Excerpts from a figure dataset:

▶

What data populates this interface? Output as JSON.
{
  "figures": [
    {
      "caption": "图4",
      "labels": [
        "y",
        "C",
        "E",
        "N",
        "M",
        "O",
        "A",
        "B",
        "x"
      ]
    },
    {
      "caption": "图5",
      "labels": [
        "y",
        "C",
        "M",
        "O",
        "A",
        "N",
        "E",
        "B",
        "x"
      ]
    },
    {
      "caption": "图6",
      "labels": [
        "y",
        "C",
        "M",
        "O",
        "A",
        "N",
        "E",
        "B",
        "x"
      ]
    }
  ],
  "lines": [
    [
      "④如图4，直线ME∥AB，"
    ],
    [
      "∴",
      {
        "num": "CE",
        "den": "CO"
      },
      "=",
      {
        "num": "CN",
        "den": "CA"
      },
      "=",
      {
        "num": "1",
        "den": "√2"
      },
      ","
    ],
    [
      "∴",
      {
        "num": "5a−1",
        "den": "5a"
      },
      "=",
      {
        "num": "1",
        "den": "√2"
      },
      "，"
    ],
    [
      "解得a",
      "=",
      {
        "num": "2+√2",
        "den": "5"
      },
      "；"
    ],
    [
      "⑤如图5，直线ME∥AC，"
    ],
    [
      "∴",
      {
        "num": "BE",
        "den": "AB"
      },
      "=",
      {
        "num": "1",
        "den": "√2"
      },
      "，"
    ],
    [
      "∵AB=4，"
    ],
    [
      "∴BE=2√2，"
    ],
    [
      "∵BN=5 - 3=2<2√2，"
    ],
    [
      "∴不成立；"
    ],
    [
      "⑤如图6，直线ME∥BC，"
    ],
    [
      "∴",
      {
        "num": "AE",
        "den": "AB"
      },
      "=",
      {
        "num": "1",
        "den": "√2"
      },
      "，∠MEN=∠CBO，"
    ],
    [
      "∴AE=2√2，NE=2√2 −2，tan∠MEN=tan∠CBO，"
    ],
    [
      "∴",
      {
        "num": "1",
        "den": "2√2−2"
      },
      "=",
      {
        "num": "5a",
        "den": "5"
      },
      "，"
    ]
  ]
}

◀

Task instructions: Copy all of the data. Keep every word exactly as it is.

Written reply:
What data populates this interface? Output as JSON.
{
  "figures": [
    {
      "caption": "图4",
      "labels": [
        "y",
        "C",
        "E",
        "N",
        "M",
        "O",
        "A",
        "B",
        "x"
      ]
    },
    {
      "caption": "图5",
      "labels": [
        "y",
        "C",
        "M",
        "O",
        "A",
        "N",
        "E",
        "B",
        "x"
      ]
    },
    {
      "caption": "图6",
      "labels": [
        "y",
        "C",
        "M",
        "O",
        "A",
        "N",
        "E",
        "B",
        "x"
      ]
    }
  ],
  "lines": [
    [
      "④如图4，直线ME∥AB，"
    ],
    [
      "∴",
      {
        "num": "CE",
        "den": "CO"
      },
      "=",
      {
        "num": "CN",
        "den": "CA"
      },
      "=",
      {
        "num": "1",
        "den": "√2"
      },
      ","
    ],
    [
      "∴",
      {
        "num": "5a−1",
        "den": "5a"
      },
      "=",
      {
        "num": "1",
        "den": "√2"
      },
      "，"
    ],
    [
      "解得a",
      "=",
      {
        "num": "2+√2",
        "den": "5"
      },
      "；"
    ],
    [
      "⑤如图5，直线ME∥AC，"
    ],
    [
      "∴",
      {
        "num": "BE",
        "den": "AB"
      },
      "=",
      {
        "num": "1",
        "den": "√2"
      },
      "，"
    ],
    [
      "∵AB=4，"
    ],
    [
      "∴BE=2√2，"
    ],
    [
      "∵BN=5 - 3=2<2√2，"
    ],
    [
      "∴不成立；"
    ],
    [
      "⑤如图6，直线ME∥BC，"
    ],
    [
      "∴",
      {
        "num": "AE",
        "den": "AB"
      },
      "=",
      {
        "num": "1",
        "den": "√2"
      },
      "，∠MEN=∠CBO，"
    ],
    [
      "∴AE=2√2，NE=2√2 −2，tan∠MEN=tan∠CBO，"
    ],
    [
      "∴",
      {
        "num": "1",
        "den": "2√2−2"
      },
      "=",
      {
        "num": "5a",
        "den": "5"
      },
      "，"
    ]
  ]
}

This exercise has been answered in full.